====== EXERCISE MATERIALS ======
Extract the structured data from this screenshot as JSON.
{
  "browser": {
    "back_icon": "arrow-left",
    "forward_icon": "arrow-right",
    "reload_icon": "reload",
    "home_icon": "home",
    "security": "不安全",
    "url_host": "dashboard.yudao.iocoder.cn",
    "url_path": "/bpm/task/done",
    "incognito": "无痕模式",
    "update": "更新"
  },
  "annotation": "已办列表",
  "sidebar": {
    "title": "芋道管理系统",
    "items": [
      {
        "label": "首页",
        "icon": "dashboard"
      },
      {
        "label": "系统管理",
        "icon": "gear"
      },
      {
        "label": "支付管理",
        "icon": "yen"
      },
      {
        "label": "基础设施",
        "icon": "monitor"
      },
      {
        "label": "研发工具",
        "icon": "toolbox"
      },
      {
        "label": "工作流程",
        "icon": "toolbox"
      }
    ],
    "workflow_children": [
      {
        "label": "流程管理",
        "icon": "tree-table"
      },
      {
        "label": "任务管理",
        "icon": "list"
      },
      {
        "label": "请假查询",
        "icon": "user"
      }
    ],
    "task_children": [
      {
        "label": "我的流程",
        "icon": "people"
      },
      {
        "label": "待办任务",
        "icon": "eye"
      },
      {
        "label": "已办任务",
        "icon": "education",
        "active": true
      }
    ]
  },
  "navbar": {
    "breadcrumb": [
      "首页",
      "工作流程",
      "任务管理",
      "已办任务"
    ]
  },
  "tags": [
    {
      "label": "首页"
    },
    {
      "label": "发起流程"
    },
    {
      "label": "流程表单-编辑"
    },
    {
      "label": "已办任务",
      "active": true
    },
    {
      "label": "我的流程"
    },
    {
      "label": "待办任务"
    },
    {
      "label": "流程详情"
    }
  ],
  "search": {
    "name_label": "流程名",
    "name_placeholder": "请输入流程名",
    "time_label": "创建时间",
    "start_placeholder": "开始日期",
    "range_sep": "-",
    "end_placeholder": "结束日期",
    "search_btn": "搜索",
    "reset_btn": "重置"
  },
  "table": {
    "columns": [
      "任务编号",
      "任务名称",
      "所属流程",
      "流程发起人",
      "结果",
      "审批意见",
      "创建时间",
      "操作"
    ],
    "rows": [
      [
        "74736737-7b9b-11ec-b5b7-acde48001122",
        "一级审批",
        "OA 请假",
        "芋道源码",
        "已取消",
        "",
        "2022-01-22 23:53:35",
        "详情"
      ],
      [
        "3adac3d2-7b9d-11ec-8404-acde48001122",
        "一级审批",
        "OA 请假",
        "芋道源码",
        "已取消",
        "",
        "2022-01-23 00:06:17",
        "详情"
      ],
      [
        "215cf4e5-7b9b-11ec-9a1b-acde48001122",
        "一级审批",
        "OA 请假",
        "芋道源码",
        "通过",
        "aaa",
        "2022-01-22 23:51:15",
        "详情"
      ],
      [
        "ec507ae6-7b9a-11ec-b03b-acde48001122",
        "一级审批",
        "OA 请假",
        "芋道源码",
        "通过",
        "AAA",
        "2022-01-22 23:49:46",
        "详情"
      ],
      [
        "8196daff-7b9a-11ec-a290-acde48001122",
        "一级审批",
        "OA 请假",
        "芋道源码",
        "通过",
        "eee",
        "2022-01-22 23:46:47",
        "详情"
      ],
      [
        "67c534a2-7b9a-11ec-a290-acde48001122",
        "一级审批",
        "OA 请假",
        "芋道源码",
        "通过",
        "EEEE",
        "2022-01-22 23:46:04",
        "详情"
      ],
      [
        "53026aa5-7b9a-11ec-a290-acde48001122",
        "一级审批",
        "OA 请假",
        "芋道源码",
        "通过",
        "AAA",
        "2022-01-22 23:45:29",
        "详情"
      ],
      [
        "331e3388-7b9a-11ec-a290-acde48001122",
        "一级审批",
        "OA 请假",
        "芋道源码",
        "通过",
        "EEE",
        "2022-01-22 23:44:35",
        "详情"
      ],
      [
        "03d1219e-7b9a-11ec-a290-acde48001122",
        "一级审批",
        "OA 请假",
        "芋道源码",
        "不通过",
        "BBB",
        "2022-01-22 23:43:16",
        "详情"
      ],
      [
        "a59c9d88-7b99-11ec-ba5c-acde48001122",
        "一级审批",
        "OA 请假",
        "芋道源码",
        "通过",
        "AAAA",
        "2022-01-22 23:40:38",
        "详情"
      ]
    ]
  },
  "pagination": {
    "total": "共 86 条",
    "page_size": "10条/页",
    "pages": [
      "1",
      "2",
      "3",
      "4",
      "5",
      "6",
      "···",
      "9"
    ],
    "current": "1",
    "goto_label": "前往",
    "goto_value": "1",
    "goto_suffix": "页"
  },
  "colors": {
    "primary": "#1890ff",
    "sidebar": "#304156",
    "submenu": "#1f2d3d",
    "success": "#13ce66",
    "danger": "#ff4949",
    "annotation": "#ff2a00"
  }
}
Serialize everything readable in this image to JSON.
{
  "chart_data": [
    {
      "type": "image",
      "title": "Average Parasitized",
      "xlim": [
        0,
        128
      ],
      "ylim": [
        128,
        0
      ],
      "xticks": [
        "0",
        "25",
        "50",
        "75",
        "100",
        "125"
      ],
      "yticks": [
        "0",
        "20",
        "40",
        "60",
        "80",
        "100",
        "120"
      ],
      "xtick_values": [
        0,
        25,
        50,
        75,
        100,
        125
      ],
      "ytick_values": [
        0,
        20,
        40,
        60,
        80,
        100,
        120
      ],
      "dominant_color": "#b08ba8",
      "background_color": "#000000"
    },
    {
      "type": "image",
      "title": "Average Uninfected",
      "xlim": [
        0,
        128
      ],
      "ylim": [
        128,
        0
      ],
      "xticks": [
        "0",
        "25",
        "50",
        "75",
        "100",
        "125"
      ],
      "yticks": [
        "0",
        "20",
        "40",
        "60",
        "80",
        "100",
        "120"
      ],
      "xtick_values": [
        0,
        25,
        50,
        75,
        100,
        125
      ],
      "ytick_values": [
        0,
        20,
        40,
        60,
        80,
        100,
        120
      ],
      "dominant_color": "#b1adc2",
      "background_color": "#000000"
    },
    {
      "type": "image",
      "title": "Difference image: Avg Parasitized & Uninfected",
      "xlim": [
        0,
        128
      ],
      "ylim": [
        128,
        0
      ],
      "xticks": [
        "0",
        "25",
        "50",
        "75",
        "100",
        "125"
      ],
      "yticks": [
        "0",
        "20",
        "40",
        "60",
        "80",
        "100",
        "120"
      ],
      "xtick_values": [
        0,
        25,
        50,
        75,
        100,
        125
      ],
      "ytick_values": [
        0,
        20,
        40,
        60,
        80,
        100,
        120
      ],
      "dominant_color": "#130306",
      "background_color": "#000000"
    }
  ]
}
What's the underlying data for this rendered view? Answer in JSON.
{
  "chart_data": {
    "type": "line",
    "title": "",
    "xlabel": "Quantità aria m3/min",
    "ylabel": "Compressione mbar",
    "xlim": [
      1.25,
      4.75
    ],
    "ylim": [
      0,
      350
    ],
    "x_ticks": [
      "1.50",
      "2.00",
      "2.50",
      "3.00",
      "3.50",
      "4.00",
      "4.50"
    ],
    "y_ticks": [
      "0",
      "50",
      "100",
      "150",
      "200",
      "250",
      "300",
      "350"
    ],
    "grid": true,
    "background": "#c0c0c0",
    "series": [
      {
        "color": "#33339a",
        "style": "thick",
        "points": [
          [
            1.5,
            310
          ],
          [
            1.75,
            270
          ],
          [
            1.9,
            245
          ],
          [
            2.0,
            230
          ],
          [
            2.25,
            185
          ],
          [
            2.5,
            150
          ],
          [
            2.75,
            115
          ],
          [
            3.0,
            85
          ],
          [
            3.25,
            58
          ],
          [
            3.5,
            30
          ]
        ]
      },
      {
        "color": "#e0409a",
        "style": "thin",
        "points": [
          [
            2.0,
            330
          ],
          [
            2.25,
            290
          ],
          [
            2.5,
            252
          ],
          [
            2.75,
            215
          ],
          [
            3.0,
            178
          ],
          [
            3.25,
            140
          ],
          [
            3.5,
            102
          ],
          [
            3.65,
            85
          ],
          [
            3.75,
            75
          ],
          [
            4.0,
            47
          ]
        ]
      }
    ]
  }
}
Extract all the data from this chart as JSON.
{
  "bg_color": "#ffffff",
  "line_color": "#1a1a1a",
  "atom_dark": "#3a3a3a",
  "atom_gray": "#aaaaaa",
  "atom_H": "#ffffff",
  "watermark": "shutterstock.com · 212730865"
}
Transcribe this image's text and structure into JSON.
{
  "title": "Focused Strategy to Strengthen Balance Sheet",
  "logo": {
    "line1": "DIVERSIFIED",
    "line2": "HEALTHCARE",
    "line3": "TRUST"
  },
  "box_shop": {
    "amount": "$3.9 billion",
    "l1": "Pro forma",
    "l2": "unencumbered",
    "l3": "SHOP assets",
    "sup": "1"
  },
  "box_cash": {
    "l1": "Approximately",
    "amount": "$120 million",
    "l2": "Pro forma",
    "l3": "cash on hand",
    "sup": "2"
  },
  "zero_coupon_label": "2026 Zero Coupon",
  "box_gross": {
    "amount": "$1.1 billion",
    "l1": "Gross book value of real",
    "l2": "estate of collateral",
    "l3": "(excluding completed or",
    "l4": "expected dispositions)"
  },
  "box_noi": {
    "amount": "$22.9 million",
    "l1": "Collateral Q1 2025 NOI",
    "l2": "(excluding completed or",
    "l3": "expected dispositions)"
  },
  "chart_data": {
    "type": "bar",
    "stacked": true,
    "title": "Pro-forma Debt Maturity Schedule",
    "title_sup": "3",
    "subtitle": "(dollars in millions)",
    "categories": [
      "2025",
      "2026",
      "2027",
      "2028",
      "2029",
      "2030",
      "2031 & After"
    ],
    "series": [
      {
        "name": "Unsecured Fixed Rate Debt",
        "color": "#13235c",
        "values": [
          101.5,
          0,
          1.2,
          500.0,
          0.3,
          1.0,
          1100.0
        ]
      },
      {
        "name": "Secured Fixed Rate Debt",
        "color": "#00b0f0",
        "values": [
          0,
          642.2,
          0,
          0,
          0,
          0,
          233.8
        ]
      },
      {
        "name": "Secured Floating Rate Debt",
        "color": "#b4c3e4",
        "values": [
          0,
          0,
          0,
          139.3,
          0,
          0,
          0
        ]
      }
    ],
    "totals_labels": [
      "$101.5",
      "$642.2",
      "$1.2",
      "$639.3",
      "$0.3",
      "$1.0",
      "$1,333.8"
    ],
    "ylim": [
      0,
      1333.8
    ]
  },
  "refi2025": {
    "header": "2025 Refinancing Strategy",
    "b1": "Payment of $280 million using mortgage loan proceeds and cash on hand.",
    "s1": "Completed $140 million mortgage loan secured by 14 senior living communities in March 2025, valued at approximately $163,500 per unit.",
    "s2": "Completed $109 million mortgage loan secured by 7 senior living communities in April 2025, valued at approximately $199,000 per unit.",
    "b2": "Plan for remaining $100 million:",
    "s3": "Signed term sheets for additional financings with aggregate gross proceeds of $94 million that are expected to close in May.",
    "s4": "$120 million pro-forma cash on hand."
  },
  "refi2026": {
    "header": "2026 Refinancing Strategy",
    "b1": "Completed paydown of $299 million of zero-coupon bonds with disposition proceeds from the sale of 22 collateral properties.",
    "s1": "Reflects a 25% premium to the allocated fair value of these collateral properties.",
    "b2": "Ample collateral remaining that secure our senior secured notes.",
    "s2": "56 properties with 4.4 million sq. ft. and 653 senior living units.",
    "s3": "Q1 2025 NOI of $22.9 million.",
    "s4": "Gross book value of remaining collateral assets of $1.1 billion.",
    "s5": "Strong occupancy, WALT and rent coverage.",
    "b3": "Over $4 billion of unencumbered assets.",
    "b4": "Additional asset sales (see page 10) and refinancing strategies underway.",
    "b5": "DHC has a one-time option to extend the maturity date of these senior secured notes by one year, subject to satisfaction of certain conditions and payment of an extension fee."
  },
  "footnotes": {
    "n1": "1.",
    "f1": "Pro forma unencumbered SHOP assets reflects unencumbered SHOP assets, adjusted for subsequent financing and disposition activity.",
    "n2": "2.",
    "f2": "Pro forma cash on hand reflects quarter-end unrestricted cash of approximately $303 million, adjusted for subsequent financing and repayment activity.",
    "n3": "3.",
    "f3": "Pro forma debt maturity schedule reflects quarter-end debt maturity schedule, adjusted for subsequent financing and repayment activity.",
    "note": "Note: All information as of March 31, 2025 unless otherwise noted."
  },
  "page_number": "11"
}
======
§ **INSTRUCTIONS TO FOLLOW**: Search the data for the word "Fixed" and copy each line where it appears.

§ **SOLVED PROBLEM**:
        "name": "Unsecured Fixed Rate Debt",
        "name": "Secured Fixed Rate Debt",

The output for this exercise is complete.